**AIM OF THE EXERCISE**
Copy out each line below exactly as it appears.

**SOURCE MATERIAL**

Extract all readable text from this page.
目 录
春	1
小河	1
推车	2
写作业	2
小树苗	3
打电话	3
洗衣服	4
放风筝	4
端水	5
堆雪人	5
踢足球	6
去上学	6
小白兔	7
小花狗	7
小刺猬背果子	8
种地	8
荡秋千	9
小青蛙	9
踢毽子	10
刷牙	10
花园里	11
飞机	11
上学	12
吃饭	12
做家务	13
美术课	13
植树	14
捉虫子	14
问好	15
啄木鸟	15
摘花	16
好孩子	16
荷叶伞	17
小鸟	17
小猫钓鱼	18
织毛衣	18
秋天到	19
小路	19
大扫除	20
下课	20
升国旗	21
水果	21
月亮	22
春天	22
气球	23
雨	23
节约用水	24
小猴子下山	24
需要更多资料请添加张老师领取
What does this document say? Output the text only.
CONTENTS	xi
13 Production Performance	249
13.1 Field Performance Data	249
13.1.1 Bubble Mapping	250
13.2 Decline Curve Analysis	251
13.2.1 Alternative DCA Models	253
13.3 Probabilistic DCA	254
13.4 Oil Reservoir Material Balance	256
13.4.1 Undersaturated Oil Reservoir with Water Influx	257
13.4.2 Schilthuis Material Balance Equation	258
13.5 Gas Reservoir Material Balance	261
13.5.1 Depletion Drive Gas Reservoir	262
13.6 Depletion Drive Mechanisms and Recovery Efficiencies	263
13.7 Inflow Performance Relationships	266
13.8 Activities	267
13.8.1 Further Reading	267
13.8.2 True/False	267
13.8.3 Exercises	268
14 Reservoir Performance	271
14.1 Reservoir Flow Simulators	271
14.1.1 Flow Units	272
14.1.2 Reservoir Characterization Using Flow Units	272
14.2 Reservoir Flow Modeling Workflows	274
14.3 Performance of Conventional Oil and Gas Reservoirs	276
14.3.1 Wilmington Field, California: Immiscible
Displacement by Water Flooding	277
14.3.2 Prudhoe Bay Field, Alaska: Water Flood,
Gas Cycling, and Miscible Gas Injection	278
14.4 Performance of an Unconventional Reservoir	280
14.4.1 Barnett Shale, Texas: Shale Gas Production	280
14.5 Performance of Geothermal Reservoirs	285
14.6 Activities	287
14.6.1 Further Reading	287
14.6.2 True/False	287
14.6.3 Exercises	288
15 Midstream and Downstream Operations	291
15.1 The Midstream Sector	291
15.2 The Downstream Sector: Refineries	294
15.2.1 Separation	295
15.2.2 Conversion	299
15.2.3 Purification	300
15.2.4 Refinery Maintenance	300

**RESULT FOR THIS TASK**
Extract all readable text from this page.
目 录
春	1
小河	1
推车	2
写作业	2
小树苗	3
打电话	3
洗衣服	4
放风筝	4
端水	5
堆雪人	5
踢足球	6
去上学	6
小白兔	7
小花狗	7
小刺猬背果子	8
种地	8
荡秋千	9
小青蛙	9
踢毽子	10
刷牙	10
花园里	11
飞机	11
上学	12
吃饭	12
做家务	13
美术课	13
植树	14
捉虫子	14
问好	15
啄木鸟	15
摘花	16
好孩子	16
荷叶伞	17
小鸟	17
小猫钓鱼	18
织毛衣	18
秋天到	19
小路	19
大扫除	20
下课	20
升国旗	21
水果	21
月亮	22
春天	22
气球	23
雨	23
节约用水	24
小猴子下山	24
需要更多资料请添加张老师领取
What does this document say? Output the text only.
CONTENTS	xi
13 Production Performance	249
13.1 Field Performance Data	249
13.1.1 Bubble Mapping	250
13.2 Decline Curve Analysis	251
13.2.1 Alternative DCA Models	253
13.3 Probabilistic DCA	254
13.4 Oil Reservoir Material Balance	256
13.4.1 Undersaturated Oil Reservoir with Water Influx	257
13.4.2 Schilthuis Material Balance Equation	258
13.5 Gas Reservoir Material Balance	261
13.5.1 Depletion Drive Gas Reservoir	262
13.6 Depletion Drive Mechanisms and Recovery Efficiencies	263
13.7 Inflow Performance Relationships	266
13.8 Activities	267
13.8.1 Further Reading	267
13.8.2 True/False	267
13.8.3 Exercises	268
14 Reservoir Performance	271
14.1 Reservoir Flow Simulators	271
14.1.1 Flow Units	272
14.1.2 Reservoir Characterization Using Flow Units	272
14.2 Reservoir Flow Modeling Workflows	274
14.3 Performance of Conventional Oil and Gas Reservoirs	276
14.3.1 Wilmington Field, California: Immiscible
Displacement by Water Flooding	277
14.3.2 Prudhoe Bay Field, Alaska: Water Flood,
Gas Cycling, and Miscible Gas Injection	278
14.4 Performance of an Unconventional Reservoir	280
14.4.1 Barnett Shale, Texas: Shale Gas Production	280
14.5 Performance of Geothermal Reservoirs	285
14.6 Activities	287
14.6.1 Further Reading	287
14.6.2 True/False	287
14.6.3 Exercises	288
15 Midstream and Downstream Operations	291
15.1 The Midstream Sector	291
15.2 The Downstream Sector: Refineries	294
15.2.1 Separation	295
15.2.2 Conversion	299
15.2.3 Purification	300
15.2.4 Refinery Maintenance	300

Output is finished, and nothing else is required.